STATED GOAL: Copy each line below in which the string "text" occurs.

PROVIDED DATA:
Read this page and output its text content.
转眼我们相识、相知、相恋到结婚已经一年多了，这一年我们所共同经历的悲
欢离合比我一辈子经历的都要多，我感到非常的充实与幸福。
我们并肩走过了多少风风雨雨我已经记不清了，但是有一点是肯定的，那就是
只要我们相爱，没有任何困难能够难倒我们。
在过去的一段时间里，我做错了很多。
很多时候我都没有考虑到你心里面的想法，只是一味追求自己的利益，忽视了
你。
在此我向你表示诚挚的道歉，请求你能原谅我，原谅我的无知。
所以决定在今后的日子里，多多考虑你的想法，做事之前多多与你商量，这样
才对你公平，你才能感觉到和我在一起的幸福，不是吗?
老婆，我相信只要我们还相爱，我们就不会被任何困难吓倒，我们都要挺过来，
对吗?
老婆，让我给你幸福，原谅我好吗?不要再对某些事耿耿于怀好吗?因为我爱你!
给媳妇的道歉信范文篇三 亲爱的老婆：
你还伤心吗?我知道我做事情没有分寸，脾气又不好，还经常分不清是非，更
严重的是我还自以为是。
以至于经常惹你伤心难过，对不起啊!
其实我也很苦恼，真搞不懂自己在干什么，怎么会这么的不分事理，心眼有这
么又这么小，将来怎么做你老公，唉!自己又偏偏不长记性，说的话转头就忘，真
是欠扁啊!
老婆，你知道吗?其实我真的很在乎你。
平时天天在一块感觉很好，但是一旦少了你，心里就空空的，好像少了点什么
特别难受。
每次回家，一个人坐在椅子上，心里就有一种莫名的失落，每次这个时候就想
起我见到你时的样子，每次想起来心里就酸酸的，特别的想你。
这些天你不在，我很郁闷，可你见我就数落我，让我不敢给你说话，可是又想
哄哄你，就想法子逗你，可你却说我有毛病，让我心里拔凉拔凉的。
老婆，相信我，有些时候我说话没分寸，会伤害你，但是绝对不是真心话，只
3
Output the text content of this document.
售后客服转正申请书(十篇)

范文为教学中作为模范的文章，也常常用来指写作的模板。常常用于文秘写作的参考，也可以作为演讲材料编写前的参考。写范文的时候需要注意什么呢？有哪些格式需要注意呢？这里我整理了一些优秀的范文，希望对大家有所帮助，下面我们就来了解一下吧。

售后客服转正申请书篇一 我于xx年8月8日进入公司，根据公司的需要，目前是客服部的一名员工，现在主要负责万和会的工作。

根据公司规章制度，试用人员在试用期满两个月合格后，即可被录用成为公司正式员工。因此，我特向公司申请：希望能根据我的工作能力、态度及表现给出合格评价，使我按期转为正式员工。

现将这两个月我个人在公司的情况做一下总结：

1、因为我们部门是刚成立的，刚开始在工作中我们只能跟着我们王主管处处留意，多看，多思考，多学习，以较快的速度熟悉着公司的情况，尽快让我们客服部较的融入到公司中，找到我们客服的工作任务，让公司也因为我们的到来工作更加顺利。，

FULL SOLUTION:
Read this page and output its text content.
Output the text content of this document.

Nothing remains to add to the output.